## TASK STATEMENT
Read the records below. Copy each line where the string "Экспертный" occurs.

## INFORMATION GIVEN
★ ★ ★ ★

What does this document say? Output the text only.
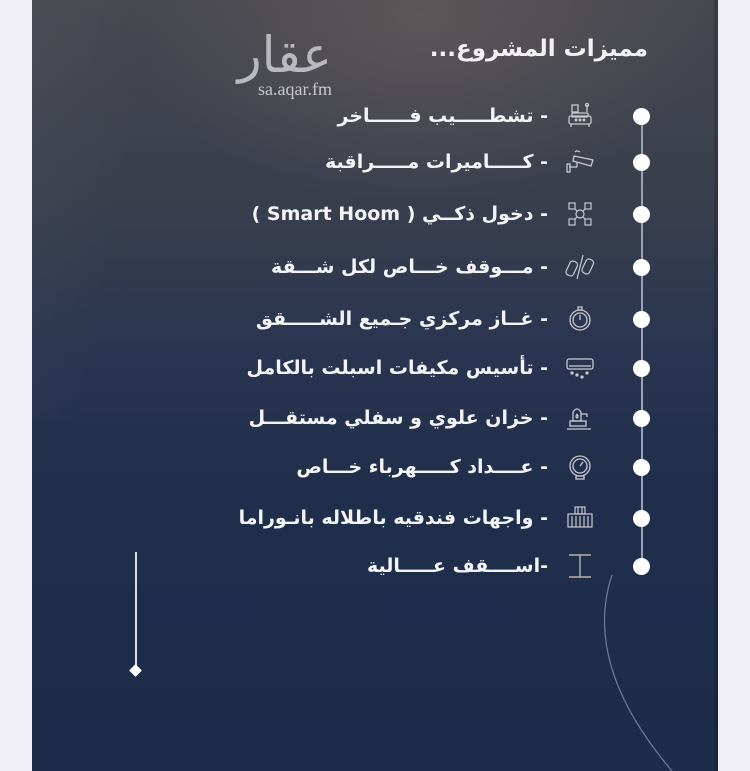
عقار
sa.aqar.fm
مميزات المشروع...
- تشطـــــيب فــــــاخر
- كـــــاميرات مـــــراقبة
- دخول ذكــي ( Smart Hoom )
- مـــوقف خـــاص لكل شـــقة
- غــاز مركزي جـميع الشـــــقق
- تأسيس مكيفات اسبلت بالكامل
- خزان علوي و سفلي مستقـــل
- عــــداد كـــــهرباء خـــاص
- واجهات فندقيه باطلاله بانـوراما
-اســــقف عـــــالية
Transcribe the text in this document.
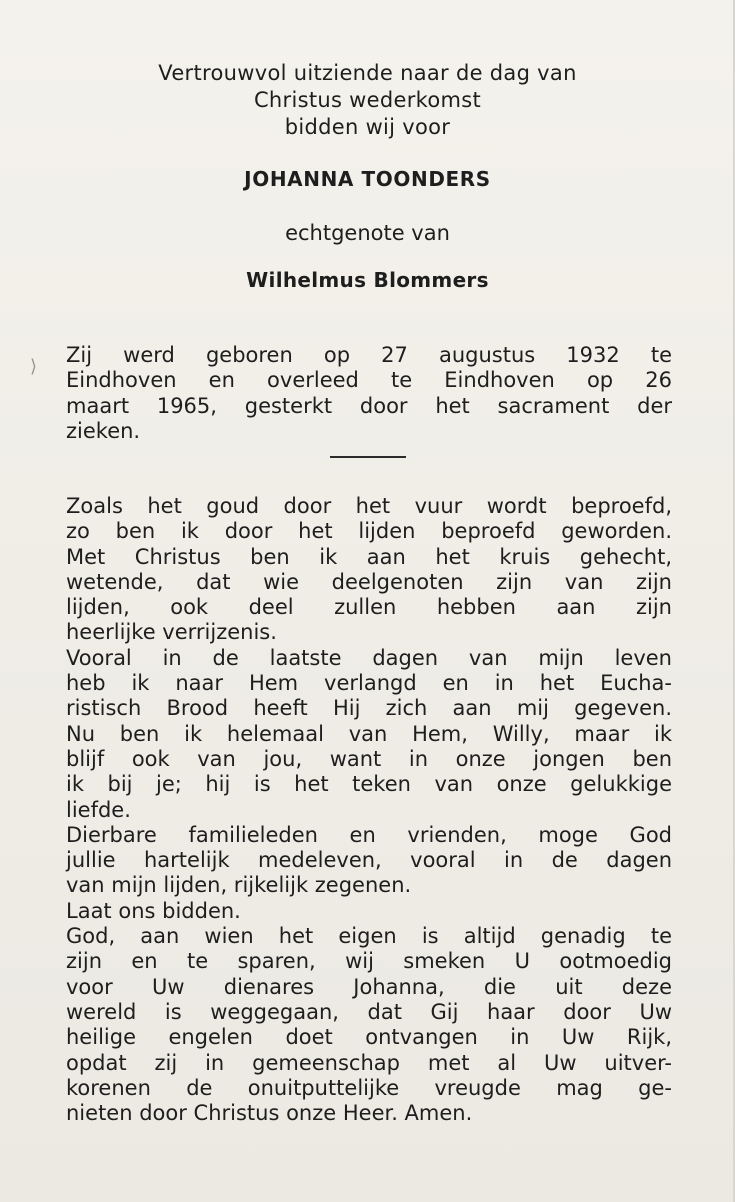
Vertrouwvol uitziende naar de dag van
Christus wederkomst
bidden wij voor
JOHANNA TOONDERS
echtgenote van
Wilhelmus Blommers
⟩ Zij werd geboren op 27 augustus 1932 te
Eindhoven en overleed te Eindhoven op 26
maart 1965, gesterkt door het sacrament der
zieken.
Zoals het goud door het vuur wordt beproefd,
zo ben ik door het lijden beproefd geworden.
Met Christus ben ik aan het kruis gehecht,
wetende, dat wie deelgenoten zijn van zijn
lijden, ook deel zullen hebben aan zijn
heerlijke verrijzenis.
Vooral in de laatste dagen van mijn leven
heb ik naar Hem verlangd en in het Eucha-
ristisch Brood heeft Hij zich aan mij gegeven.
Nu ben ik helemaal van Hem, Willy, maar ik
blijf ook van jou, want in onze jongen ben
ik bij je; hij is het teken van onze gelukkige
liefde.
Dierbare familieleden en vrienden, moge God
jullie hartelijk medeleven, vooral in de dagen
van mijn lijden, rijkelijk zegenen.
Laat ons bidden.
God, aan wien het eigen is altijd genadig te
zijn en te sparen, wij smeken U ootmoedig
voor Uw dienares Johanna, die uit deze
wereld is weggegaan, dat Gij haar door Uw
heilige engelen doet ontvangen in Uw Rijk,
opdat zij in gemeenschap met al Uw uitver-
korenen de onuitputtelijke vreugde mag ge-
nieten door Christus onze Heer. Amen.
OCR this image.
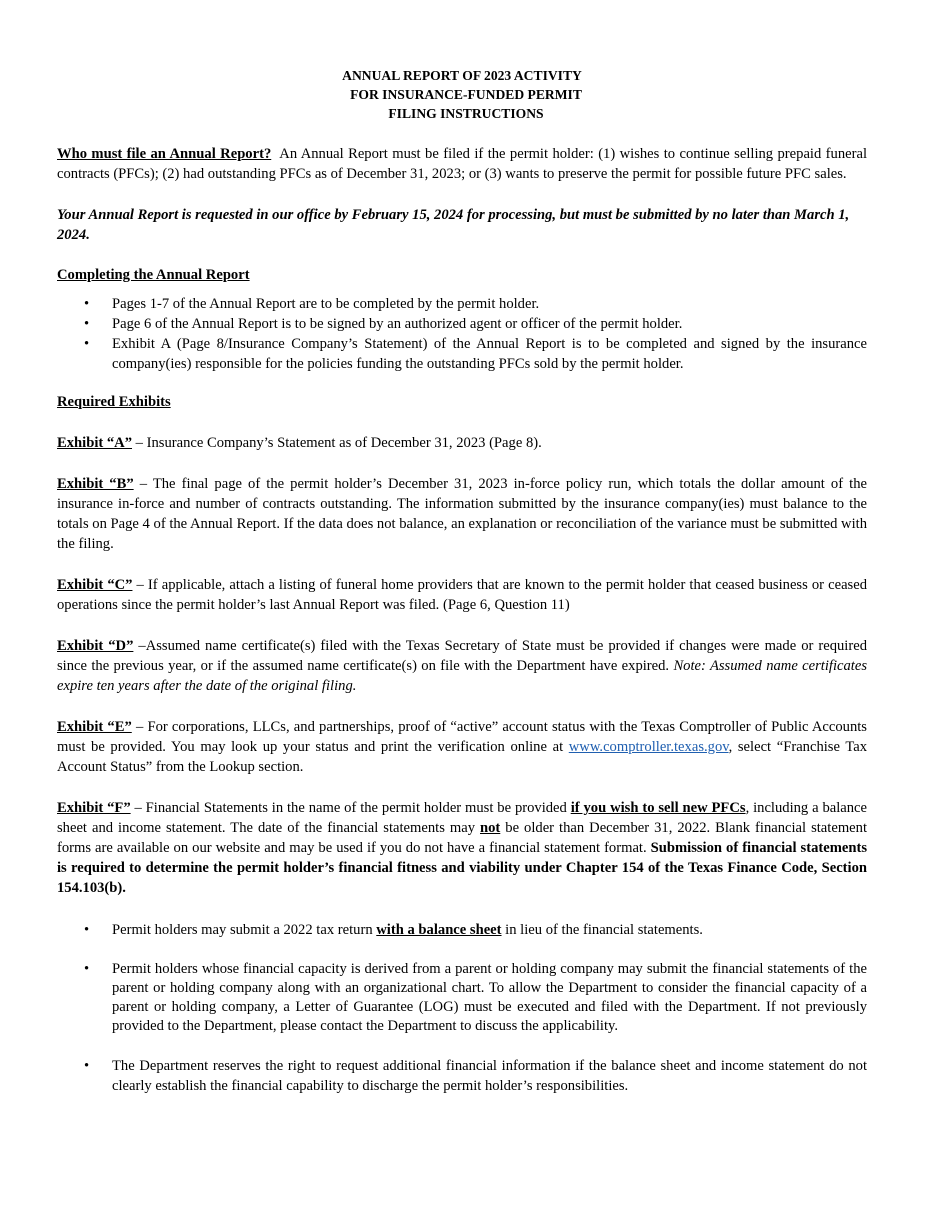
ANNUAL REPORT OF 2023 ACTIVITY
FOR INSURANCE-FUNDED PERMIT
FILING INSTRUCTIONS

Who must file an Annual Report? An Annual Report must be filed if the permit holder: (1) wishes to continue selling prepaid funeral contracts (PFCs); (2) had outstanding PFCs as of December 31, 2023; or (3) wants to preserve the permit for possible future PFC sales.

Your Annual Report is requested in our office by February 15, 2024 for processing, but must be submitted by no later than March 1, 2024.

Completing the Annual Report

• Pages 1-7 of the Annual Report are to be completed by the permit holder.
• Page 6 of the Annual Report is to be signed by an authorized agent or officer of the permit holder.
• Exhibit A (Page 8/Insurance Company’s Statement) of the Annual Report is to be completed and signed by the insurance company(ies) responsible for the policies funding the outstanding PFCs sold by the permit holder.

Required Exhibits

Exhibit “A” – Insurance Company’s Statement as of December 31, 2023 (Page 8).

Exhibit “B” – The final page of the permit holder’s December 31, 2023 in-force policy run, which totals the dollar amount of the insurance in-force and number of contracts outstanding. The information submitted by the insurance company(ies) must balance to the totals on Page 4 of the Annual Report. If the data does not balance, an explanation or reconciliation of the variance must be submitted with the filing.

Exhibit “C” – If applicable, attach a listing of funeral home providers that are known to the permit holder that ceased business or ceased operations since the permit holder’s last Annual Report was filed. (Page 6, Question 11)

Exhibit “D” –Assumed name certificate(s) filed with the Texas Secretary of State must be provided if changes were made or required since the previous year, or if the assumed name certificate(s) on file with the Department have expired. Note: Assumed name certificates expire ten years after the date of the original filing.

Exhibit “E” – For corporations, LLCs, and partnerships, proof of “active” account status with the Texas Comptroller of Public Accounts must be provided. You may look up your status and print the verification online at www.comptroller.texas.gov, select “Franchise Tax Account Status” from the Lookup section.

Exhibit “F” – Financial Statements in the name of the permit holder must be provided if you wish to sell new PFCs, including a balance sheet and income statement. The date of the financial statements may not be older than December 31, 2022. Blank financial statement forms are available on our website and may be used if you do not have a financial statement format. Submission of financial statements is required to determine the permit holder’s financial fitness and viability under Chapter 154 of the Texas Finance Code, Section 154.103(b).

• Permit holders may submit a 2022 tax return with a balance sheet in lieu of the financial statements.
• Permit holders whose financial capacity is derived from a parent or holding company may submit the financial statements of the parent or holding company along with an organizational chart. To allow the Department to consider the financial capacity of a parent or holding company, a Letter of Guarantee (LOG) must be executed and filed with the Department. If not previously provided to the Department, please contact the Department to discuss the applicability.
• The Department reserves the right to request additional financial information if the balance sheet and income statement do not clearly establish the financial capability to discharge the permit holder’s responsibilities.
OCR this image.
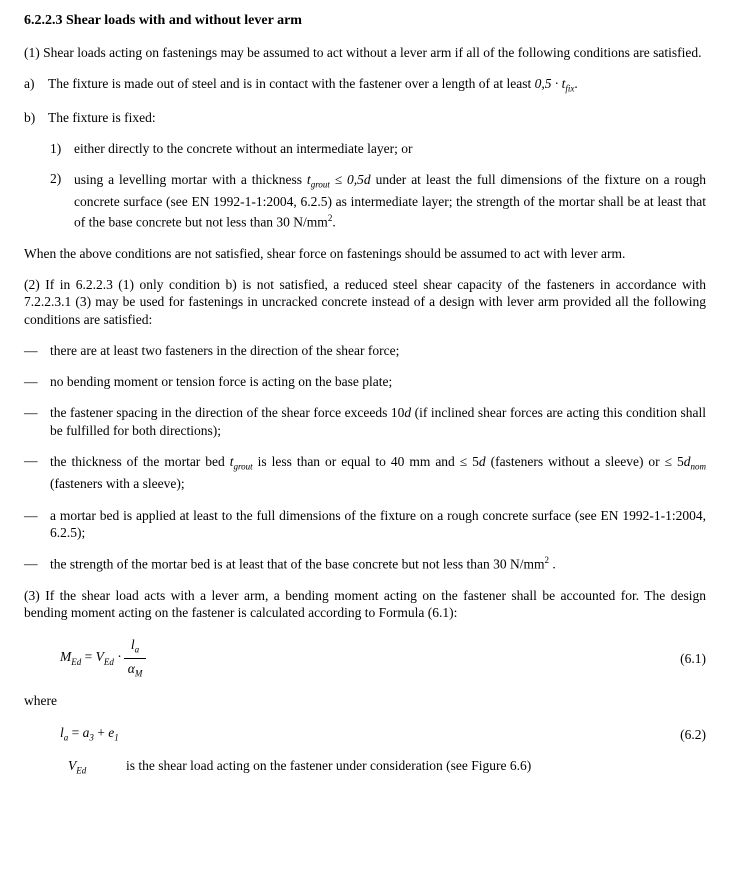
6.2.2.3 Shear loads with and without lever arm

(1) Shear loads acting on fastenings may be assumed to act without a lever arm if all of the following conditions are satisfied.

a)	The fixture is made out of steel and is in contact with the fastener over a length of at least $0,5 \cdot t_{fix}$.
b) The fixture is fixed:
1) either directly to the concrete without an intermediate layer; or
2) using a levelling mortar with a thickness $t_{grout} \le 0,5d$ under at least the full dimensions of the fixture on a rough concrete surface (see EN 1992-1-1:2004, 6.2.5) as intermediate layer; the strength of the mortar shall be at least that of the base concrete but not less than 30 $N/mm^2$.

When the above conditions are not satisfied, shear force on fastenings should be assumed to act with lever arm.

(2) If in 6.2.2.3 (1) only condition b) is not satisfied, a reduced steel shear capacity of the fasteners in accordance with 7.2.2.3.1 (3) may be used for fastenings in uncracked concrete instead of a design with lever arm provided all the following conditions are satisfied:

— there are at least two fasteners in the direction of the shear force;
— no bending moment or tension force is acting on the base plate;
— the fastener spacing in the direction of the shear force exceeds 10d (if inclined shear forces are acting this condition shall be fulfilled for both directions);
— the thickness of the mortar bed $t_{grout}$ is less than or equal to 40 mm and ≤ 5d (fasteners without a sleeve) or ≤ $5d_{nom}$ (fasteners with a sleeve);
— a mortar bed is applied at least to the full dimensions of the fixture on a rough concrete surface (see EN 1992-1-1:2004, 6.2.5);
— the strength of the mortar bed is at least that of the base concrete but not less than 30 $N/mm^2$ .

(3) If the shear load acts with a lever arm, a bending moment acting on the fastener shall be accounted for. The design bending moment acting on the fastener is calculated according to Formula (6.1):

$M_{Ed} = V_{Ed} \cdot \frac{l_a}{\alpha_M}$	(6.1)
where
$l_a = a_3 + e_1$	(6.2)
$V_{Ed}$	is the shear load acting on the fastener under consideration (see Figure 6.6)
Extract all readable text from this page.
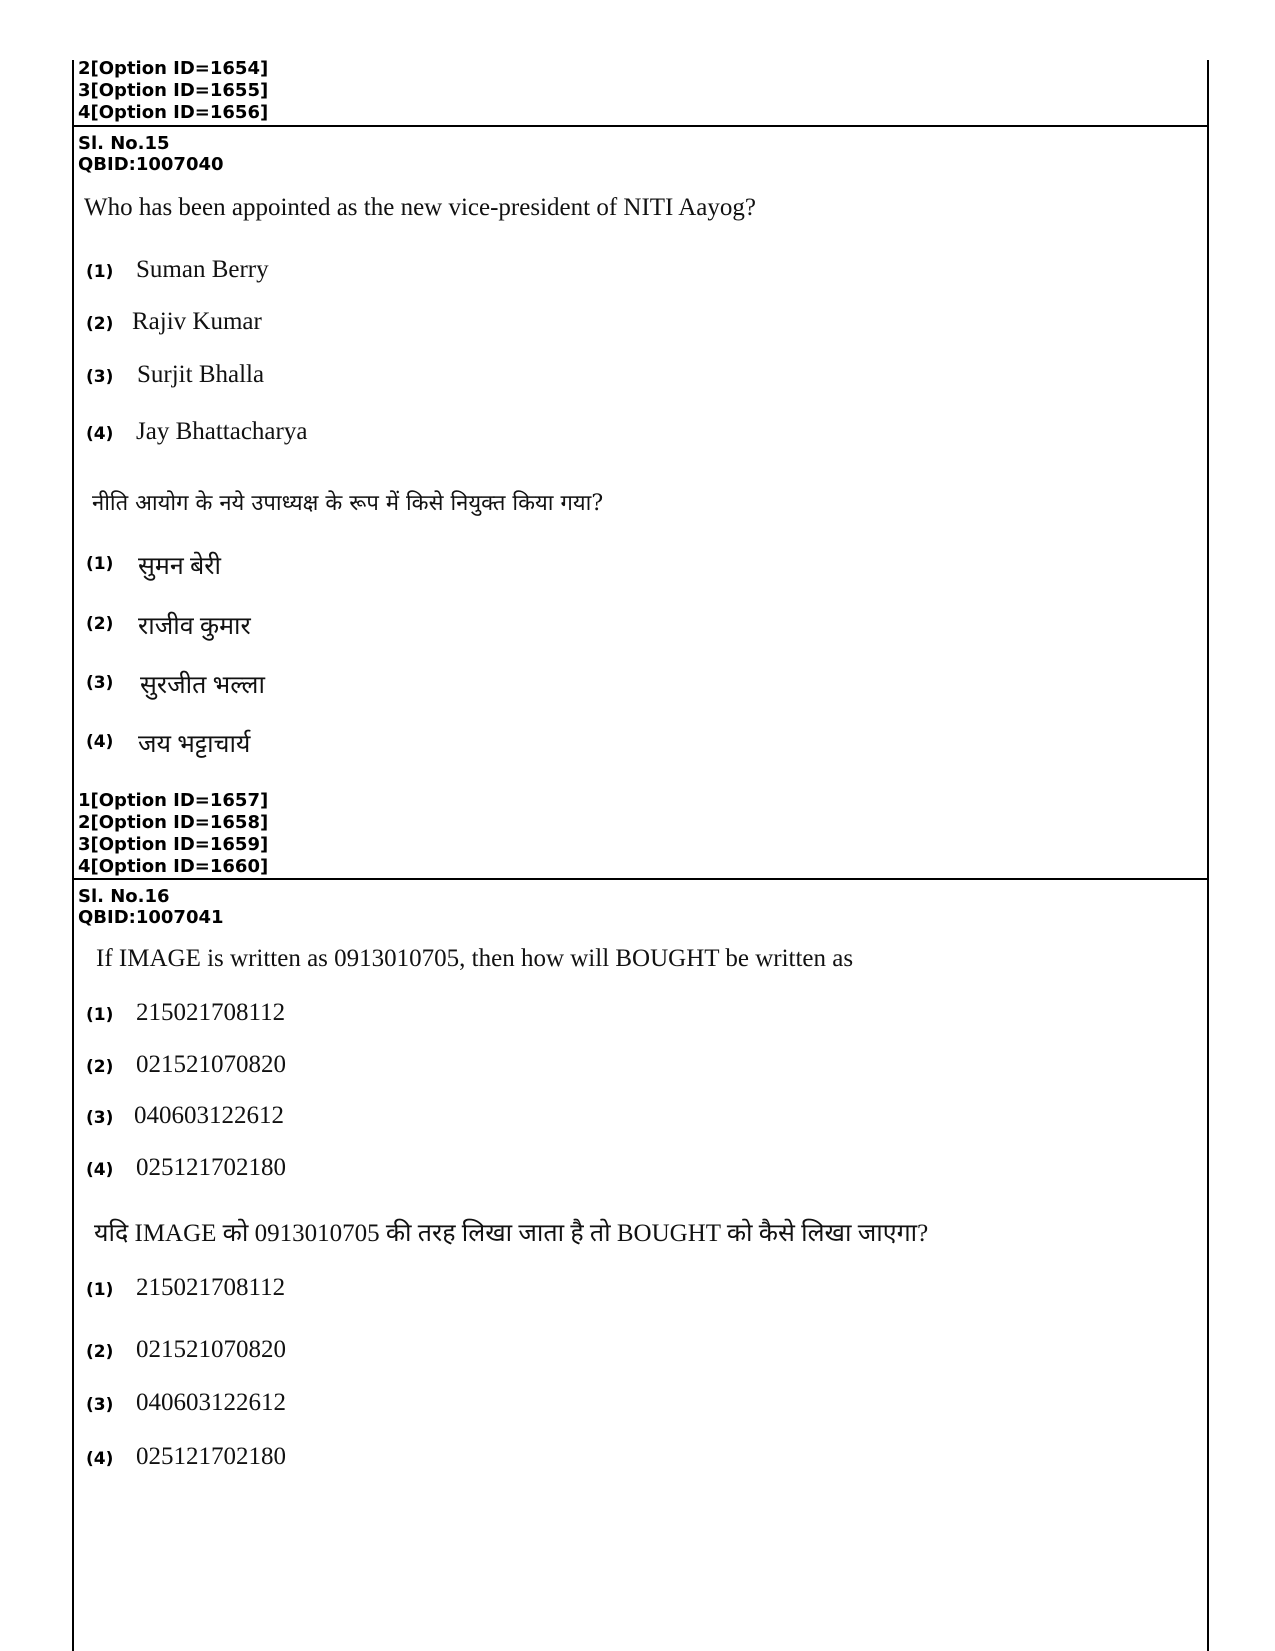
2[Option ID=1654]
3[Option ID=1655]
4[Option ID=1656]
Sl. No.15
QBID:1007040
Who has been appointed as the new vice-president of NITI Aayog?
(1) Suman Berry
(2) Rajiv Kumar
(3) Surjit Bhalla
(4) Jay Bhattacharya
नीति आयोग के नये उपाध्यक्ष के रूप में किसे नियुक्त किया गया?
(1) सुमन बेरी
(2) राजीव कुमार
(3) सुरजीत भल्ला
(4) जय भट्टाचार्य
1[Option ID=1657]
2[Option ID=1658]
3[Option ID=1659]
4[Option ID=1660]
Sl. No.16
QBID:1007041
If IMAGE is written as 0913010705, then how will BOUGHT be written as
(1) 215021708112
(2) 021521070820
(3) 040603122612
(4) 025121702180
यदि IMAGE को 0913010705 की तरह लिखा जाता है तो BOUGHT को कैसे लिखा जाएगा?
(1) 215021708112
(2) 021521070820
(3) 040603122612
(4) 025121702180
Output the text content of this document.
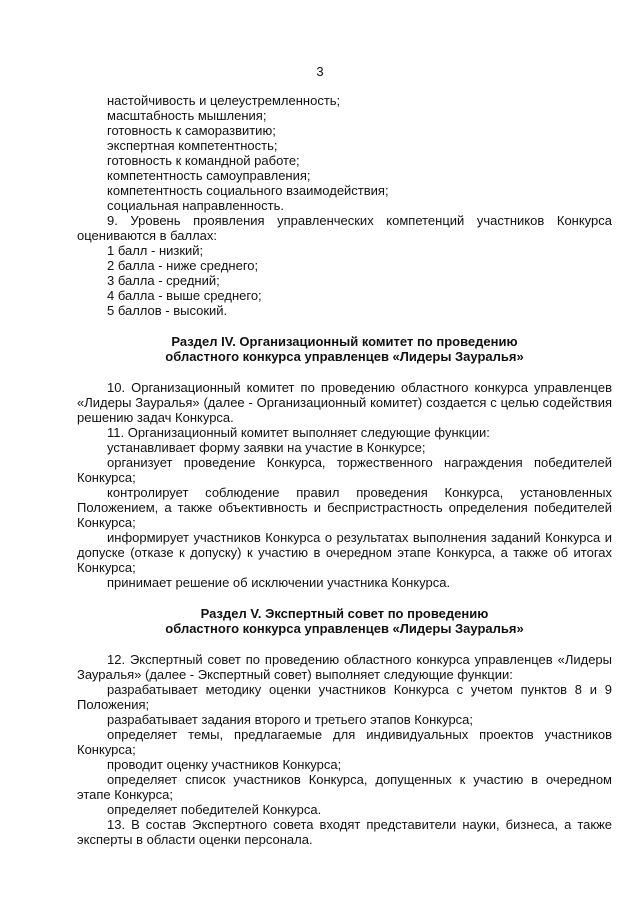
3
настойчивость и целеустремленность;
масштабность мышления;
готовность к саморазвитию;
экспертная компетентность;
готовность к командной работе;
компетентность самоуправления;
компетентность социального взаимодействия;
социальная направленность.
9. Уровень проявления управленческих компетенций участников Конкурса оцениваются в баллах:
1 балл - низкий;
2 балла - ниже среднего;
3 балла - средний;
4 балла - выше среднего;
5 баллов - высокий.
Раздел IV. Организационный комитет по проведению
областного конкурса управленцев «Лидеры Зауралья»
10. Организационный комитет по проведению областного конкурса управленцев «Лидеры Зауралья» (далее - Организационный комитет) создается с целью содействия решению задач Конкурса.
11. Организационный комитет выполняет следующие функции:
устанавливает форму заявки на участие в Конкурсе;
организует проведение Конкурса, торжественного награждения победителей Конкурса;
контролирует соблюдение правил проведения Конкурса, установленных Положением, а также объективность и беспристрастность определения победителей Конкурса;
информирует участников Конкурса о результатах выполнения заданий Конкурса и допуске (отказе к допуску) к участию в очередном этапе Конкурса, а также об итогах Конкурса;
принимает решение об исключении участника Конкурса.
Раздел V. Экспертный совет по проведению
областного конкурса управленцев «Лидеры Зауралья»
12. Экспертный совет по проведению областного конкурса управленцев «Лидеры Зауралья» (далее - Экспертный совет) выполняет следующие функции:
разрабатывает методику оценки участников Конкурса с учетом пунктов 8 и 9 Положения;
разрабатывает задания второго и третьего этапов Конкурса;
определяет темы, предлагаемые для индивидуальных проектов участников Конкурса;
проводит оценку участников Конкурса;
определяет список участников Конкурса, допущенных к участию в очередном этапе Конкурса;
определяет победителей Конкурса.
13. В состав Экспертного совета входят представители науки, бизнеса, а также эксперты в области оценки персонала.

★ ★ ★ ★

## SOLVED PROBLEM
Раздел V. Экспертный совет по проведению
12. Экспертный совет по проведению областного конкурса управленцев «Лидеры Зауралья» (далее - Экспертный совет) выполняет следующие функции:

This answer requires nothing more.